Repeat every entry word for word, skipping the pictures.

(Data excerpts)

****************

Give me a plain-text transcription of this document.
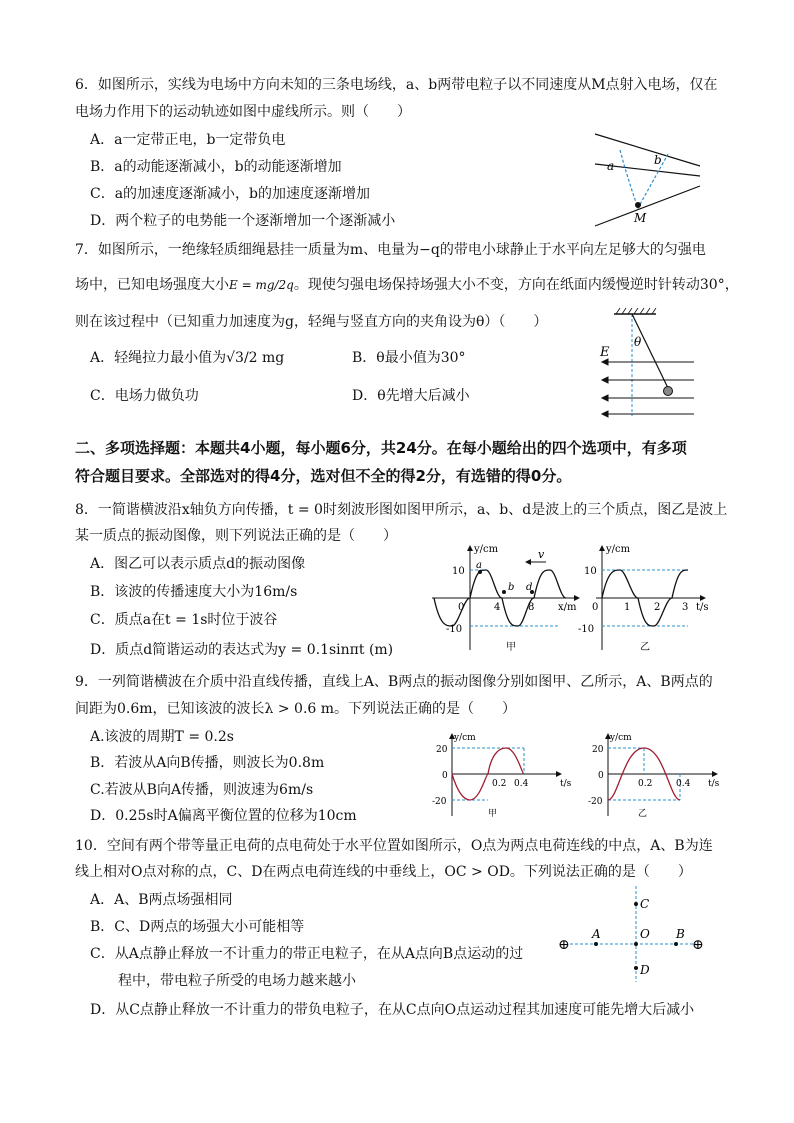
6．如图所示，实线为电场中方向未知的三条电场线，a、b两带电粒子以不同速度从M点射入电场，仅在
电场力作用下的运动轨迹如图中虚线所示。则（　　）
A．a一定带正电，b一定带负电
B．a的动能逐渐减小，b的动能逐渐增加
C．a的加速度逐渐减小，b的加速度逐渐增加
D．两个粒子的电势能一个逐渐增加一个逐渐减小
a	b
M
7．如图所示，一绝缘轻质细绳悬挂一质量为m、电量为−q的带电小球静止于水平向左足够大的匀强电
场中，已知电场强度大小E = mg/2q。现使匀强电场保持场强大小不变，方向在纸面内缓慢逆时针转动30°，
则在该过程中（已知重力加速度为g，轻绳与竖直方向的夹角设为θ）（　　）
A．轻绳拉力最小值为√3/2 mg	B．θ最小值为30°
C．电场力做负功	D．θ先增大后减小
E
θ
二、多项选择题：本题共4小题，每小题6分，共24分。在每小题给出的四个选项中，有多项
符合题目要求。全部选对的得4分，选对但不全的得2分，有选错的得0分。
8．一简谐横波沿x轴负方向传播，t = 0时刻波形图如图甲所示，a、b、d是波上的三个质点，图乙是波上
某一质点的振动图像，则下列说法正确的是（　　）
A．图乙可以表示质点d的振动图像
B．该波的传播速度大小为16m/s
C．质点a在t = 1s时位于波谷
D．质点d简谐运动的表达式为y = 0.1sinπt (m)
v
y/cm
x/m
10
-10
0	4	8
a
b d
甲
y/cm
t/s
10
-10
0	1 2 3
乙
9．一列简谐横波在介质中沿直线传播，直线上A、B两点的振动图像分别如图甲、乙所示，A、B两点的
间距为0.6m，已知该波的波长λ > 0.6 m。下列说法正确的是（　　）
A.该波的周期T = 0.2s
B．若波从A向B传播，则波长为0.8m
C.若波从B向A传播，则波速为6m/s
D．0.25s时A偏离平衡位置的位移为10cm
y/cm
t/s
20
0
-20
0.2 0.4
甲
y/cm
t/s
20
0
-20
0.2	0.4
乙
10．空间有两个带等量正电荷的点电荷处于水平位置如图所示，O点为两点电荷连线的中点，A、B为连
线上相对O点对称的点，C、D在两点电荷连线的中垂线上，OC > OD。下列说法正确的是（　　）
A．A、B两点场强相同
B．C、D两点的场强大小可能相等
C．从A点静止释放一不计重力的带正电粒子，在从A点向B点运动的过
　　程中，带电粒子所受的电场力越来越小
D．从C点静止释放一不计重力的带负电粒子，在从C点向O点运动过程其加速度可能先增大后减小
⊕	⊕
A	O B
C
D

****************

■ **RIGHT ANSWER**
Give me a plain-text transcription of this document.
6．如图所示，实线为电场中方向未知的三条电场线，a、b两带电粒子以不同速度从M点射入电场，仅在
电场力作用下的运动轨迹如图中虚线所示。则（　　）
A．a一定带正电，b一定带负电
B．a的动能逐渐减小，b的动能逐渐增加
C．a的加速度逐渐减小，b的加速度逐渐增加
D．两个粒子的电势能一个逐渐增加一个逐渐减小
a	b
M
7．如图所示，一绝缘轻质细绳悬挂一质量为m、电量为−q的带电小球静止于水平向左足够大的匀强电
场中，已知电场强度大小E = mg/2q。现使匀强电场保持场强大小不变，方向在纸面内缓慢逆时针转动30°，
则在该过程中（已知重力加速度为g，轻绳与竖直方向的夹角设为θ）（　　）
A．轻绳拉力最小值为√3/2 mg	B．θ最小值为30°
C．电场力做负功	D．θ先增大后减小
E
θ
二、多项选择题：本题共4小题，每小题6分，共24分。在每小题给出的四个选项中，有多项
符合题目要求。全部选对的得4分，选对但不全的得2分，有选错的得0分。
8．一简谐横波沿x轴负方向传播，t = 0时刻波形图如图甲所示，a、b、d是波上的三个质点，图乙是波上
某一质点的振动图像，则下列说法正确的是（　　）
A．图乙可以表示质点d的振动图像
B．该波的传播速度大小为16m/s
C．质点a在t = 1s时位于波谷
D．质点d简谐运动的表达式为y = 0.1sinπt (m)
v
y/cm
x/m
10
-10
0	4	8
a
b d
甲
y/cm
t/s
10
-10
0	1 2 3
乙
9．一列简谐横波在介质中沿直线传播，直线上A、B两点的振动图像分别如图甲、乙所示，A、B两点的
间距为0.6m，已知该波的波长λ > 0.6 m。下列说法正确的是（　　）
A.该波的周期T = 0.2s
B．若波从A向B传播，则波长为0.8m
C.若波从B向A传播，则波速为6m/s
D．0.25s时A偏离平衡位置的位移为10cm
y/cm
t/s
20
0
-20
0.2 0.4
甲
y/cm
t/s
20
0
-20
0.2	0.4
乙
10．空间有两个带等量正电荷的点电荷处于水平位置如图所示，O点为两点电荷连线的中点，A、B为连
线上相对O点对称的点，C、D在两点电荷连线的中垂线上，OC > OD。下列说法正确的是（　　）
A．A、B两点场强相同
B．C、D两点的场强大小可能相等
C．从A点静止释放一不计重力的带正电粒子，在从A点向B点运动的过
　　程中，带电粒子所受的电场力越来越小
D．从C点静止释放一不计重力的带负电粒子，在从C点向O点运动过程其加速度可能先增大后减小
⊕	⊕
A	O B
C
D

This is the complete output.